• Exercise: Keeping every character in place, output all the data.

• Records for this task:
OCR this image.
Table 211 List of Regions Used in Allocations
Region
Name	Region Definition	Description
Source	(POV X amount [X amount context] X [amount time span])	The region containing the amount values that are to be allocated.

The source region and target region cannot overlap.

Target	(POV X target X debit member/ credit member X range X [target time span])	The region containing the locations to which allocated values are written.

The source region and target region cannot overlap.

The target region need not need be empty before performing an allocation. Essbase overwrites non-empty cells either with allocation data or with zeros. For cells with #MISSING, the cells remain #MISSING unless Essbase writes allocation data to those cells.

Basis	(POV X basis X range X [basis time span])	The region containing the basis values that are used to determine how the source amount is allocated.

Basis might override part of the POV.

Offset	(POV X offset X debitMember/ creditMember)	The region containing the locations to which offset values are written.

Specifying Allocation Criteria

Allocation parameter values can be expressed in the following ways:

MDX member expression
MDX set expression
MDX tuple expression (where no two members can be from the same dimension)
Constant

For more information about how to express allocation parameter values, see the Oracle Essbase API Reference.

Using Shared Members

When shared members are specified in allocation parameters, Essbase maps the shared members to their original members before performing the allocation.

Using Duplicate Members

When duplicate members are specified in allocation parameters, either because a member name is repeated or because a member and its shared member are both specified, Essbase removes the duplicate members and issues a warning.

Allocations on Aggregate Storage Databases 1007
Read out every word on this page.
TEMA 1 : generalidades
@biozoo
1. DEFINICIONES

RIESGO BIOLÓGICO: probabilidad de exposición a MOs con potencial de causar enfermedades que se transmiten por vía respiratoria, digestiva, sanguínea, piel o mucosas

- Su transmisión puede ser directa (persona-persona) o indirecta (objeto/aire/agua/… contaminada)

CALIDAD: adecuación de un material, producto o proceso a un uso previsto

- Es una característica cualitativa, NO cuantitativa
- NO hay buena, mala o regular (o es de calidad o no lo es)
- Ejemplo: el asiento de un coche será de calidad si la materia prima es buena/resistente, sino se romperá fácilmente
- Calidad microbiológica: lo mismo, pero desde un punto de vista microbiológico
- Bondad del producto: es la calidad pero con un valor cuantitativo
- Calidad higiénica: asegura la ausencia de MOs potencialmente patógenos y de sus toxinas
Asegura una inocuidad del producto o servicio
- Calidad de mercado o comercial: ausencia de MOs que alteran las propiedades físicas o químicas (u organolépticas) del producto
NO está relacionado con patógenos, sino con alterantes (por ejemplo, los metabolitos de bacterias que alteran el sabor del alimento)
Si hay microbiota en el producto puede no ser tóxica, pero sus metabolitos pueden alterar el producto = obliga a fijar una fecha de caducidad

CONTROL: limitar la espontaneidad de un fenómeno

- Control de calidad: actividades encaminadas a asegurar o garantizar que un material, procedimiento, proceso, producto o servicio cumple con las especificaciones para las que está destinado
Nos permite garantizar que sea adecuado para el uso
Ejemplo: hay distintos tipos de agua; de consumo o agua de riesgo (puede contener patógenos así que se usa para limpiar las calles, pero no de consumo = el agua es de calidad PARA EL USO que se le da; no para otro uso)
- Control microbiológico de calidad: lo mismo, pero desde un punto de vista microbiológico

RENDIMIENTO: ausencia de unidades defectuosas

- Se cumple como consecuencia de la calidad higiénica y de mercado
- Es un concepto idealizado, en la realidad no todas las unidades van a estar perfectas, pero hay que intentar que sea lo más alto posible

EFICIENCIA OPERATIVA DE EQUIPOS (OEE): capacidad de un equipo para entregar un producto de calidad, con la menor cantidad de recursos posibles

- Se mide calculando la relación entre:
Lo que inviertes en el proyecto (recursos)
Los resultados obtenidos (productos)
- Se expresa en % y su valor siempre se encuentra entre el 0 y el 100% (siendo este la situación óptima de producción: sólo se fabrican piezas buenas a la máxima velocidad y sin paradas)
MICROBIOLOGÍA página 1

• Task answer:
OCR this image.
Table 211 List of Regions Used in Allocations
Region
Name	Region Definition	Description
Source	(POV X amount [X amount context] X [amount time span])	The region containing the amount values that are to be allocated.

The source region and target region cannot overlap.

Target	(POV X target X debit member/ credit member X range X [target time span])	The region containing the locations to which allocated values are written.

The source region and target region cannot overlap.

The target region need not need be empty before performing an allocation. Essbase overwrites non-empty cells either with allocation data or with zeros. For cells with #MISSING, the cells remain #MISSING unless Essbase writes allocation data to those cells.

Basis	(POV X basis X range X [basis time span])	The region containing the basis values that are used to determine how the source amount is allocated.

Basis might override part of the POV.

Offset	(POV X offset X debitMember/ creditMember)	The region containing the locations to which offset values are written.

Specifying Allocation Criteria

Allocation parameter values can be expressed in the following ways:

MDX member expression
MDX set expression
MDX tuple expression (where no two members can be from the same dimension)
Constant

For more information about how to express allocation parameter values, see the Oracle Essbase API Reference.

Using Shared Members

When shared members are specified in allocation parameters, Essbase maps the shared members to their original members before performing the allocation.

Using Duplicate Members

When duplicate members are specified in allocation parameters, either because a member name is repeated or because a member and its shared member are both specified, Essbase removes the duplicate members and issues a warning.

Allocations on Aggregate Storage Databases 1007
Read out every word on this page.
TEMA 1 : generalidades
@biozoo
1. DEFINICIONES

RIESGO BIOLÓGICO: probabilidad de exposición a MOs con potencial de causar enfermedades que se transmiten por vía respiratoria, digestiva, sanguínea, piel o mucosas

- Su transmisión puede ser directa (persona-persona) o indirecta (objeto/aire/agua/… contaminada)

CALIDAD: adecuación de un material, producto o proceso a un uso previsto

- Es una característica cualitativa, NO cuantitativa
- NO hay buena, mala o regular (o es de calidad o no lo es)
- Ejemplo: el asiento de un coche será de calidad si la materia prima es buena/resistente, sino se romperá fácilmente
- Calidad microbiológica: lo mismo, pero desde un punto de vista microbiológico
- Bondad del producto: es la calidad pero con un valor cuantitativo
- Calidad higiénica: asegura la ausencia de MOs potencialmente patógenos y de sus toxinas
Asegura una inocuidad del producto o servicio
- Calidad de mercado o comercial: ausencia de MOs que alteran las propiedades físicas o químicas (u organolépticas) del producto
NO está relacionado con patógenos, sino con alterantes (por ejemplo, los metabolitos de bacterias que alteran el sabor del alimento)
Si hay microbiota en el producto puede no ser tóxica, pero sus metabolitos pueden alterar el producto = obliga a fijar una fecha de caducidad

CONTROL: limitar la espontaneidad de un fenómeno

- Control de calidad: actividades encaminadas a asegurar o garantizar que un material, procedimiento, proceso, producto o servicio cumple con las especificaciones para las que está destinado
Nos permite garantizar que sea adecuado para el uso
Ejemplo: hay distintos tipos de agua; de consumo o agua de riesgo (puede contener patógenos así que se usa para limpiar las calles, pero no de consumo = el agua es de calidad PARA EL USO que se le da; no para otro uso)
- Control microbiológico de calidad: lo mismo, pero desde un punto de vista microbiológico

RENDIMIENTO: ausencia de unidades defectuosas

- Se cumple como consecuencia de la calidad higiénica y de mercado
- Es un concepto idealizado, en la realidad no todas las unidades van a estar perfectas, pero hay que intentar que sea lo más alto posible

EFICIENCIA OPERATIVA DE EQUIPOS (OEE): capacidad de un equipo para entregar un producto de calidad, con la menor cantidad de recursos posibles

- Se mide calculando la relación entre:
Lo que inviertes en el proyecto (recursos)
Los resultados obtenidos (productos)
- Se expresa en % y su valor siempre se encuentra entre el 0 y el 100% (siendo este la situación óptima de producción: sólo se fabrican piezas buenas a la máxima velocidad y sin paradas)
MICROBIOLOGÍA página 1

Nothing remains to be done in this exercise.